THE REQUEST -> Images are not part of the copy; transcribe all the data exactly.

[Records contained in a dataset]
————

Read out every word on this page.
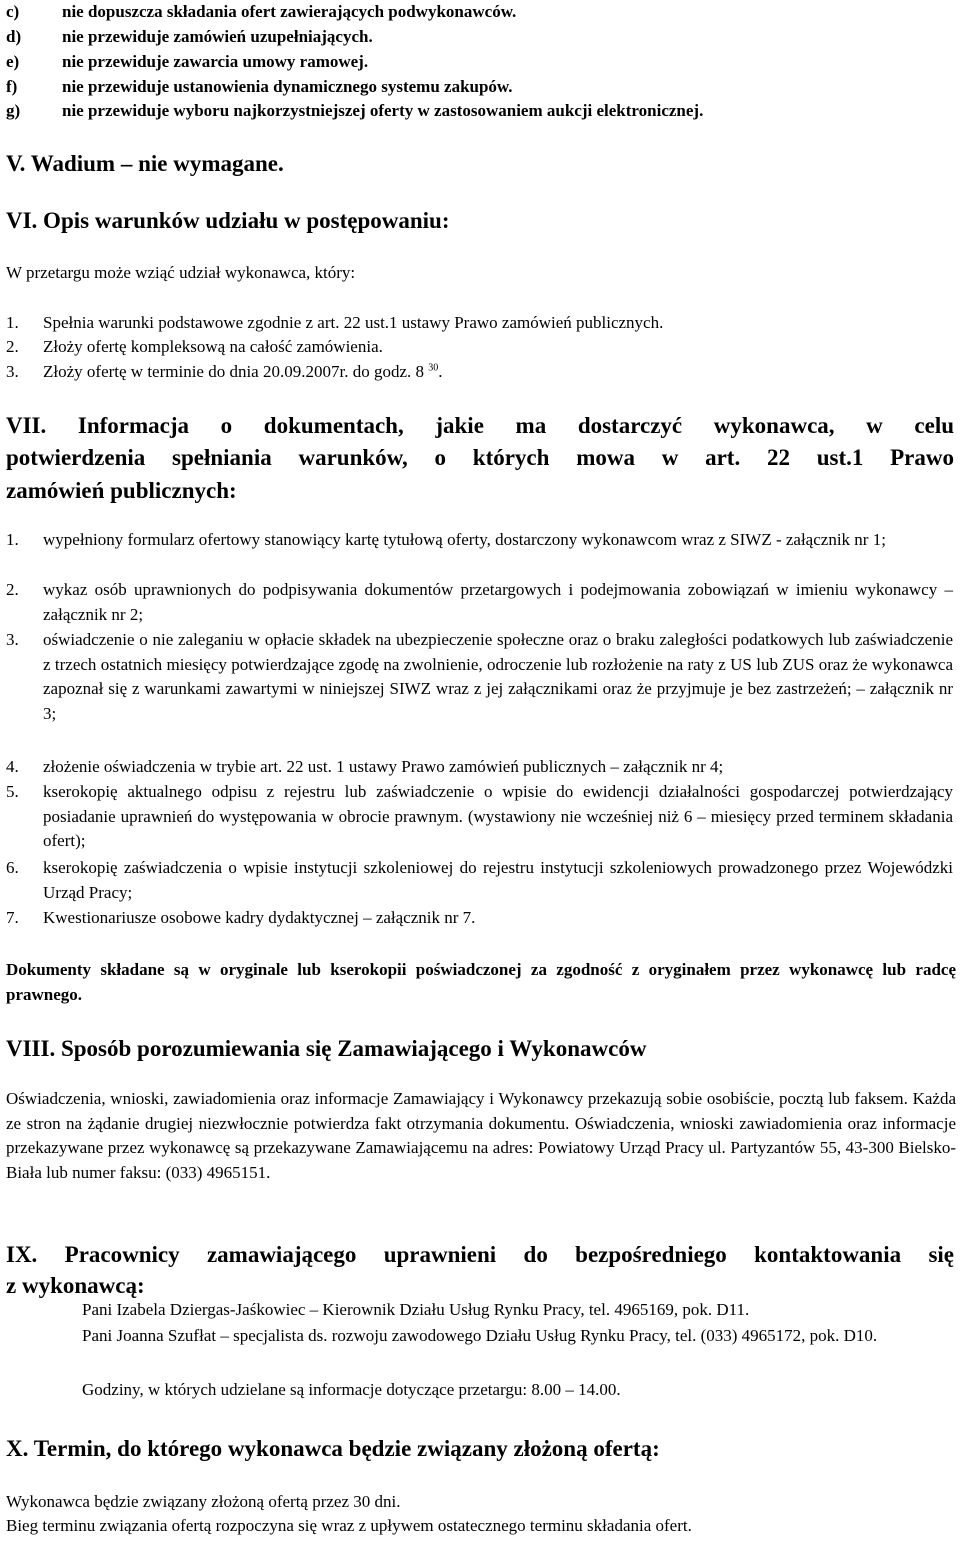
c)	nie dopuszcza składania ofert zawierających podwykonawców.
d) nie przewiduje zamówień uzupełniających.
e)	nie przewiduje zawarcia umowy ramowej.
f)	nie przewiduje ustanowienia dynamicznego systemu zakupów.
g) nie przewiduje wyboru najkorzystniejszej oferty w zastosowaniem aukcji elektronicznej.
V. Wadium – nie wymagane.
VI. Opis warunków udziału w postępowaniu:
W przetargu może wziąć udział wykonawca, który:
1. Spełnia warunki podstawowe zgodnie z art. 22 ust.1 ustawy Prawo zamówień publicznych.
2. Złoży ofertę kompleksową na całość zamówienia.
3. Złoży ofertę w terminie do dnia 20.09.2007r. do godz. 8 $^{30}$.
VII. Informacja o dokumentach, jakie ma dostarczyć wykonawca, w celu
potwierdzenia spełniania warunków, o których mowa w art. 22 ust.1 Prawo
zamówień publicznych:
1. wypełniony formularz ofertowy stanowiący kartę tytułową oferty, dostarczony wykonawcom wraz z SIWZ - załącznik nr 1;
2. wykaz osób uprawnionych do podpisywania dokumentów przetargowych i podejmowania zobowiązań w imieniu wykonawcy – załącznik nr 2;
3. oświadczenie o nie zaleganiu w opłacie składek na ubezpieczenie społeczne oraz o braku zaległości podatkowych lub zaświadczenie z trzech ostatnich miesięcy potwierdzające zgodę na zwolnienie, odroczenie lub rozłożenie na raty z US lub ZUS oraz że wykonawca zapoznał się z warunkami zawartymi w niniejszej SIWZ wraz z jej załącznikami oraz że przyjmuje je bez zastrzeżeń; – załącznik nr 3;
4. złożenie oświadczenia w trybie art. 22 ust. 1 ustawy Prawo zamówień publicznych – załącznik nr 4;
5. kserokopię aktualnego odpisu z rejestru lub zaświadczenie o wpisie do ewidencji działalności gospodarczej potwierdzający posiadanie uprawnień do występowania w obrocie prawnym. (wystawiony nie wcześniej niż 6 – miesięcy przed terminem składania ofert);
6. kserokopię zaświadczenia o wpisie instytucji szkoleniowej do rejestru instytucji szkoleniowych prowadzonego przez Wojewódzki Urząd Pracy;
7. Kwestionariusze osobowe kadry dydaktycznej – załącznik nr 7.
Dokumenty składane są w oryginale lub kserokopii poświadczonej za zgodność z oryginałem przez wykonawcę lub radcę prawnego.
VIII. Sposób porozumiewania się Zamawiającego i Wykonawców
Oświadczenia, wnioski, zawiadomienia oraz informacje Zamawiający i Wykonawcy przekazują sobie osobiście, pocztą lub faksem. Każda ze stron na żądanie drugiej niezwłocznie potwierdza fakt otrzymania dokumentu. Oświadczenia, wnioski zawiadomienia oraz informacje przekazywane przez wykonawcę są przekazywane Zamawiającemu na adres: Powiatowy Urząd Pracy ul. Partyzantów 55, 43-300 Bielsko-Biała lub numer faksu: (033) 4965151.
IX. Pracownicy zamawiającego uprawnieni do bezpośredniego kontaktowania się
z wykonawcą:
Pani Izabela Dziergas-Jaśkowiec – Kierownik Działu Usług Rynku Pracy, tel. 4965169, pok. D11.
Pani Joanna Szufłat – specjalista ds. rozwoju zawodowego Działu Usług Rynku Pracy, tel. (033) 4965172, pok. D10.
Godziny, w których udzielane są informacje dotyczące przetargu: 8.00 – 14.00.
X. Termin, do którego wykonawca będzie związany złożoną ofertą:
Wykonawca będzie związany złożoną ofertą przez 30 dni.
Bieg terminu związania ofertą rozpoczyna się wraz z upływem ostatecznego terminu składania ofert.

————

FINAL ANSWER ->
Read out every word on this page.
c)	nie dopuszcza składania ofert zawierających podwykonawców.
d) nie przewiduje zamówień uzupełniających.
e)	nie przewiduje zawarcia umowy ramowej.
f)	nie przewiduje ustanowienia dynamicznego systemu zakupów.
g) nie przewiduje wyboru najkorzystniejszej oferty w zastosowaniem aukcji elektronicznej.
V. Wadium – nie wymagane.
VI. Opis warunków udziału w postępowaniu:
W przetargu może wziąć udział wykonawca, który:
1. Spełnia warunki podstawowe zgodnie z art. 22 ust.1 ustawy Prawo zamówień publicznych.
2. Złoży ofertę kompleksową na całość zamówienia.
3. Złoży ofertę w terminie do dnia 20.09.2007r. do godz. 8 $^{30}$.
VII. Informacja o dokumentach, jakie ma dostarczyć wykonawca, w celu
potwierdzenia spełniania warunków, o których mowa w art. 22 ust.1 Prawo
zamówień publicznych:
1. wypełniony formularz ofertowy stanowiący kartę tytułową oferty, dostarczony wykonawcom wraz z SIWZ - załącznik nr 1;
2. wykaz osób uprawnionych do podpisywania dokumentów przetargowych i podejmowania zobowiązań w imieniu wykonawcy – załącznik nr 2;
3. oświadczenie o nie zaleganiu w opłacie składek na ubezpieczenie społeczne oraz o braku zaległości podatkowych lub zaświadczenie z trzech ostatnich miesięcy potwierdzające zgodę na zwolnienie, odroczenie lub rozłożenie na raty z US lub ZUS oraz że wykonawca zapoznał się z warunkami zawartymi w niniejszej SIWZ wraz z jej załącznikami oraz że przyjmuje je bez zastrzeżeń; – załącznik nr 3;
4. złożenie oświadczenia w trybie art. 22 ust. 1 ustawy Prawo zamówień publicznych – załącznik nr 4;
5. kserokopię aktualnego odpisu z rejestru lub zaświadczenie o wpisie do ewidencji działalności gospodarczej potwierdzający posiadanie uprawnień do występowania w obrocie prawnym. (wystawiony nie wcześniej niż 6 – miesięcy przed terminem składania ofert);
6. kserokopię zaświadczenia o wpisie instytucji szkoleniowej do rejestru instytucji szkoleniowych prowadzonego przez Wojewódzki Urząd Pracy;
7. Kwestionariusze osobowe kadry dydaktycznej – załącznik nr 7.
Dokumenty składane są w oryginale lub kserokopii poświadczonej za zgodność z oryginałem przez wykonawcę lub radcę prawnego.
VIII. Sposób porozumiewania się Zamawiającego i Wykonawców
Oświadczenia, wnioski, zawiadomienia oraz informacje Zamawiający i Wykonawcy przekazują sobie osobiście, pocztą lub faksem. Każda ze stron na żądanie drugiej niezwłocznie potwierdza fakt otrzymania dokumentu. Oświadczenia, wnioski zawiadomienia oraz informacje przekazywane przez wykonawcę są przekazywane Zamawiającemu na adres: Powiatowy Urząd Pracy ul. Partyzantów 55, 43-300 Bielsko-Biała lub numer faksu: (033) 4965151.
IX. Pracownicy zamawiającego uprawnieni do bezpośredniego kontaktowania się
z wykonawcą:
Pani Izabela Dziergas-Jaśkowiec – Kierownik Działu Usług Rynku Pracy, tel. 4965169, pok. D11.
Pani Joanna Szufłat – specjalista ds. rozwoju zawodowego Działu Usług Rynku Pracy, tel. (033) 4965172, pok. D10.
Godziny, w których udzielane są informacje dotyczące przetargu: 8.00 – 14.00.
X. Termin, do którego wykonawca będzie związany złożoną ofertą:
Wykonawca będzie związany złożoną ofertą przez 30 dni.
Bieg terminu związania ofertą rozpoczyna się wraz z upływem ostatecznego terminu składania ofert.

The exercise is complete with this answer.